• Data entries
——
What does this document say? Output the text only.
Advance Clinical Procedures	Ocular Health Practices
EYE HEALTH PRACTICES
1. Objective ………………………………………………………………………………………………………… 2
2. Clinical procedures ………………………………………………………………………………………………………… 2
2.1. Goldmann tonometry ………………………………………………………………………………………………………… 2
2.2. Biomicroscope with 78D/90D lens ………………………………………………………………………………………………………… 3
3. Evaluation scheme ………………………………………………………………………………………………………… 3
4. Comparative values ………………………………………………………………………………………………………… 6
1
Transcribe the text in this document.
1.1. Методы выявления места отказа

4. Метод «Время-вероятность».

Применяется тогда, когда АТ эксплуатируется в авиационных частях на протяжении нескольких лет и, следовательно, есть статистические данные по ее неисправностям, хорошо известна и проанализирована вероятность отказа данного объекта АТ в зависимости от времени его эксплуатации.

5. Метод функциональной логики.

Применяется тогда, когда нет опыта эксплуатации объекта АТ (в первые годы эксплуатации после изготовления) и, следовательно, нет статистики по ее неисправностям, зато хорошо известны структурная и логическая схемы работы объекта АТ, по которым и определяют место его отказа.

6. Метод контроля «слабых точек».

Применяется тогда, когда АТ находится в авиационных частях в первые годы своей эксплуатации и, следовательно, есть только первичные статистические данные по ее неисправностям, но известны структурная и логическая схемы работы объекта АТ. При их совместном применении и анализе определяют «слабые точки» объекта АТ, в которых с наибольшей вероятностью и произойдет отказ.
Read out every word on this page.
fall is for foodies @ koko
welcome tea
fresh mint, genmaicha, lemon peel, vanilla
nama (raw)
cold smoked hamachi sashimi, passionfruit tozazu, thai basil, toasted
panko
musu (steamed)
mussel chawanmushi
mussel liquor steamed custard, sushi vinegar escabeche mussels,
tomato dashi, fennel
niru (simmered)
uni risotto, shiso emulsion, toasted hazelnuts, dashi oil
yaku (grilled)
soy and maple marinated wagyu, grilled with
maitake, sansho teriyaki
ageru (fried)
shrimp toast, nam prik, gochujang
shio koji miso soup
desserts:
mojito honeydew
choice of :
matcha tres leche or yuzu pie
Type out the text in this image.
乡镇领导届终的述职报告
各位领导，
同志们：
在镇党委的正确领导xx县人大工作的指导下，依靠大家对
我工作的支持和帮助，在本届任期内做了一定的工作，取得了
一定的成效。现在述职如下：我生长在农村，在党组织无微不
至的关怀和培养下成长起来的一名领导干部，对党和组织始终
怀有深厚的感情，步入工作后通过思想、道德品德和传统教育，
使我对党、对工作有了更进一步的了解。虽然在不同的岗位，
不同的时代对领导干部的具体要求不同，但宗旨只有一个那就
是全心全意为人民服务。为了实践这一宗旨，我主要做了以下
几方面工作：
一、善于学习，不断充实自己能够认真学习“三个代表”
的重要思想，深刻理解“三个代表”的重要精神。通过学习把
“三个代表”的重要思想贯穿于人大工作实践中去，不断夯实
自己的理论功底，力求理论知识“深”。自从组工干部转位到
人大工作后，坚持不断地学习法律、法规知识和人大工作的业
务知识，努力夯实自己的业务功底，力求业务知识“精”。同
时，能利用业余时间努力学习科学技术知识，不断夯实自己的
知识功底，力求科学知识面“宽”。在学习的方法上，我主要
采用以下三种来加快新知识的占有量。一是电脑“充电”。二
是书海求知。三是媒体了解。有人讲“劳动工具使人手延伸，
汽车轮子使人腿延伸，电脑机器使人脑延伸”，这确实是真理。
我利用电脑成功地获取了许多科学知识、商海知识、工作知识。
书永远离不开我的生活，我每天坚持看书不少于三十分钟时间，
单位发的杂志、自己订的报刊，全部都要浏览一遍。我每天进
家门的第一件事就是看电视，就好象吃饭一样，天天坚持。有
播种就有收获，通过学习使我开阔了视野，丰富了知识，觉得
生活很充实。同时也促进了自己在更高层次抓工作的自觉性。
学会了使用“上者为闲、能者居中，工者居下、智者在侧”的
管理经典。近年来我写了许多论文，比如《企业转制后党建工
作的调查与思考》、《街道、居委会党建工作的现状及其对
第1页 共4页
——
• WHAT YOU WILL DO
Report how many lines in the listing include the word "логическая". Give nothing but the count.

• EXERCISE SOLUTION
2